Aim of the exercise: Copy each line exactly. Drop every picture.
----
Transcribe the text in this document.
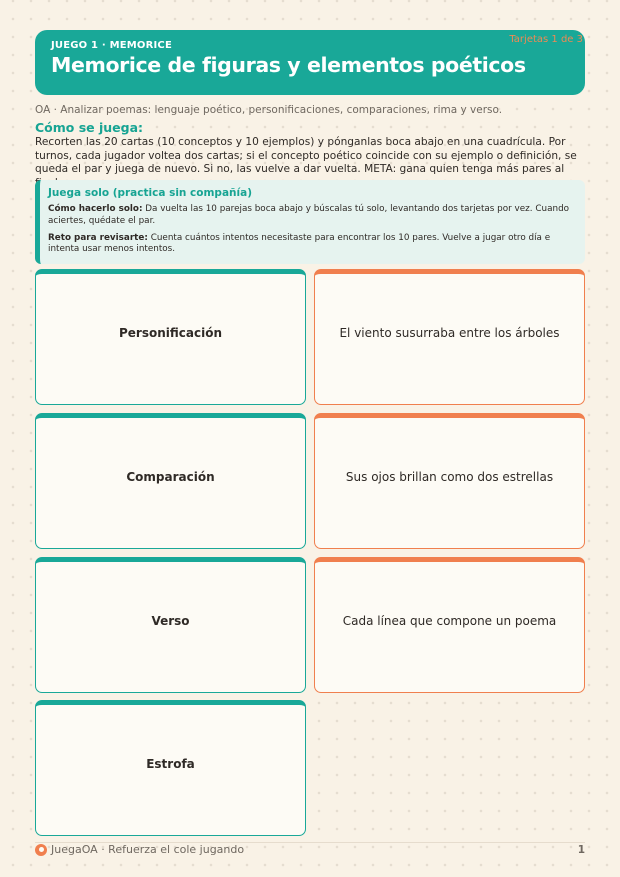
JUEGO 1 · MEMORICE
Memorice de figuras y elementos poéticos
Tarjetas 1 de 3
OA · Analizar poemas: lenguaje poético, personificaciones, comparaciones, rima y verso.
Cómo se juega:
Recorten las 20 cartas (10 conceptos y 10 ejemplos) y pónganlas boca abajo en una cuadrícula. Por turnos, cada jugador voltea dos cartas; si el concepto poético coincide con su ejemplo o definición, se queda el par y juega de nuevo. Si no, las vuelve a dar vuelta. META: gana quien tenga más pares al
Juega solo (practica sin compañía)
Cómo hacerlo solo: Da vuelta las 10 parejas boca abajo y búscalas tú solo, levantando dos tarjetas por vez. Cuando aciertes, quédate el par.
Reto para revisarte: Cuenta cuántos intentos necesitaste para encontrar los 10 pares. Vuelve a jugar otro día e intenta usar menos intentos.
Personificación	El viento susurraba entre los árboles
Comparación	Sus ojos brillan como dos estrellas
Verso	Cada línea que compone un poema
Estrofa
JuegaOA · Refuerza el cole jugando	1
----
Response to this exercise:
Transcribe the text in this document.
JUEGO 1 · MEMORICE
Memorice de figuras y elementos poéticos
Tarjetas 1 de 3
OA · Analizar poemas: lenguaje poético, personificaciones, comparaciones, rima y verso.
Cómo se juega:
Recorten las 20 cartas (10 conceptos y 10 ejemplos) y pónganlas boca abajo en una cuadrícula. Por turnos, cada jugador voltea dos cartas; si el concepto poético coincide con su ejemplo o definición, se queda el par y juega de nuevo. Si no, las vuelve a dar vuelta. META: gana quien tenga más pares al
Juega solo (practica sin compañía)
Cómo hacerlo solo: Da vuelta las 10 parejas boca abajo y búscalas tú solo, levantando dos tarjetas por vez. Cuando aciertes, quédate el par.
Reto para revisarte: Cuenta cuántos intentos necesitaste para encontrar los 10 pares. Vuelve a jugar otro día e intenta usar menos intentos.
Personificación	El viento susurraba entre los árboles
Comparación	Sus ojos brillan como dos estrellas
Verso	Cada línea que compone un poema
Estrofa
JuegaOA · Refuerza el cole jugando	1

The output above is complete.